— START —
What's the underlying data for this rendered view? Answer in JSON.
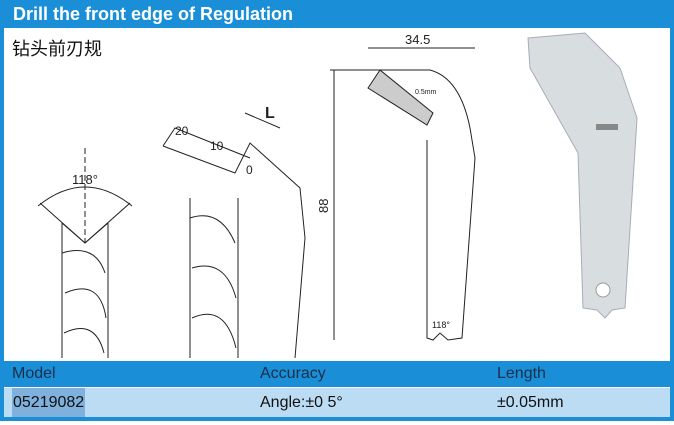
{
  "header": {
    "title": "Drill the front edge of Regulation",
    "subtitle": "钻头前刃规"
  },
  "diagram": {
    "angle_label": "118°",
    "length_label": "L",
    "scale_20": "20",
    "scale_10": "10",
    "scale_0": "0",
    "width_label": "34.5",
    "height_label": "88",
    "bottom_angle_label": "118°",
    "resolution_label": "0.5mm"
  },
  "table": {
    "columns": [
      "Model",
      "Accuracy",
      "Length"
    ],
    "rows": [
      {
        "model": "05219082",
        "accuracy": "Angle:±0 5°",
        "length": "±0.05mm"
      }
    ]
  },
  "colors": {
    "accent": "#1a8fd8",
    "row_bg": "#bcdcf4"
  }
}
— END —
### EXERCISE PROMPT
Copy the material above in full and exactly, skipping pictures.

### THE REPLY
What's the underlying data for this rendered view? Answer in JSON.
{
  "header": {
    "title": "Drill the front edge of Regulation",
    "subtitle": "钻头前刃规"
  },
  "diagram": {
    "angle_label": "118°",
    "length_label": "L",
    "scale_20": "20",
    "scale_10": "10",
    "scale_0": "0",
    "width_label": "34.5",
    "height_label": "88",
    "bottom_angle_label": "118°",
    "resolution_label": "0.5mm"
  },
  "table": {
    "columns": [
      "Model",
      "Accuracy",
      "Length"
    ],
    "rows": [
      {
        "model": "05219082",
        "accuracy": "Angle:±0 5°",
        "length": "±0.05mm"
      }
    ]
  },
  "colors": {
    "accent": "#1a8fd8",
    "row_bg": "#bcdcf4"
  }
}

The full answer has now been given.